WRITTEN REQUEST =>
Would you repeat the listing exactly but omit every picture?

INPUT RECORDS =>
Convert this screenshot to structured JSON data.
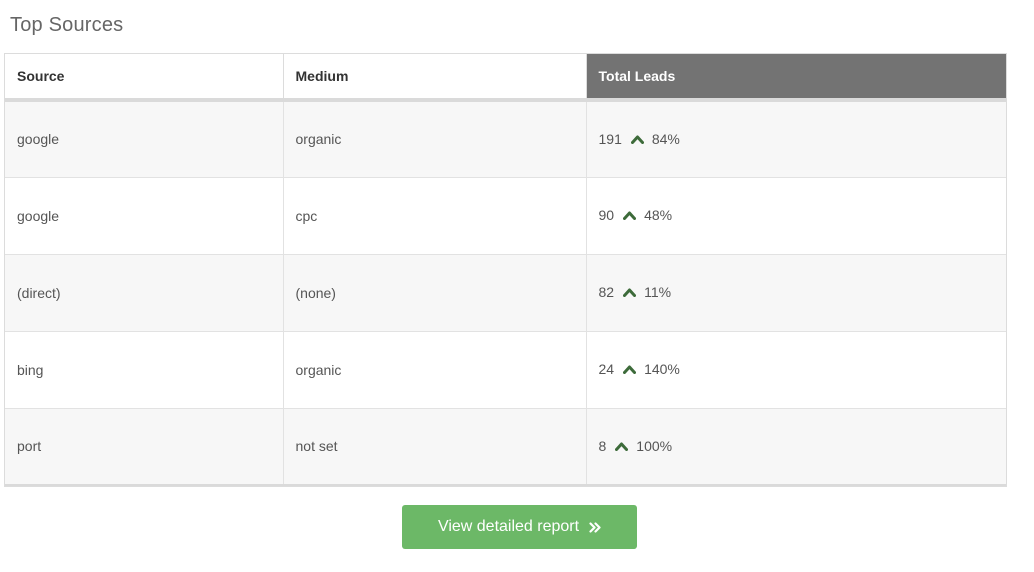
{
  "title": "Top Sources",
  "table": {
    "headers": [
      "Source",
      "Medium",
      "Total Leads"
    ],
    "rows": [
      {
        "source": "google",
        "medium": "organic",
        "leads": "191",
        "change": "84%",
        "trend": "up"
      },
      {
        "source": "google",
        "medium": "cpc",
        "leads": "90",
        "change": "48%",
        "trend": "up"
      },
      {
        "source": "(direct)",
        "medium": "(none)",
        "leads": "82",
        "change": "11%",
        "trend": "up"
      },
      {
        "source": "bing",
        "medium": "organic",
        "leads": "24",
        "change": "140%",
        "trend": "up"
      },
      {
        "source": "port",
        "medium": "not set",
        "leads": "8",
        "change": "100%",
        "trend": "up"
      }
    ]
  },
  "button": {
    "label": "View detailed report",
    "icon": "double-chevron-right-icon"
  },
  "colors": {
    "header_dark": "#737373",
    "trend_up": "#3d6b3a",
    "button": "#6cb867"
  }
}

RESULT OF THE EXERCISE =>
Convert this screenshot to structured JSON data.
{
  "title": "Top Sources",
  "table": {
    "headers": [
      "Source",
      "Medium",
      "Total Leads"
    ],
    "rows": [
      {
        "source": "google",
        "medium": "organic",
        "leads": "191",
        "change": "84%",
        "trend": "up"
      },
      {
        "source": "google",
        "medium": "cpc",
        "leads": "90",
        "change": "48%",
        "trend": "up"
      },
      {
        "source": "(direct)",
        "medium": "(none)",
        "leads": "82",
        "change": "11%",
        "trend": "up"
      },
      {
        "source": "bing",
        "medium": "organic",
        "leads": "24",
        "change": "140%",
        "trend": "up"
      },
      {
        "source": "port",
        "medium": "not set",
        "leads": "8",
        "change": "100%",
        "trend": "up"
      }
    ]
  },
  "button": {
    "label": "View detailed report",
    "icon": "double-chevron-right-icon"
  },
  "colors": {
    "header_dark": "#737373",
    "trend_up": "#3d6b3a",
    "button": "#6cb867"
  }
}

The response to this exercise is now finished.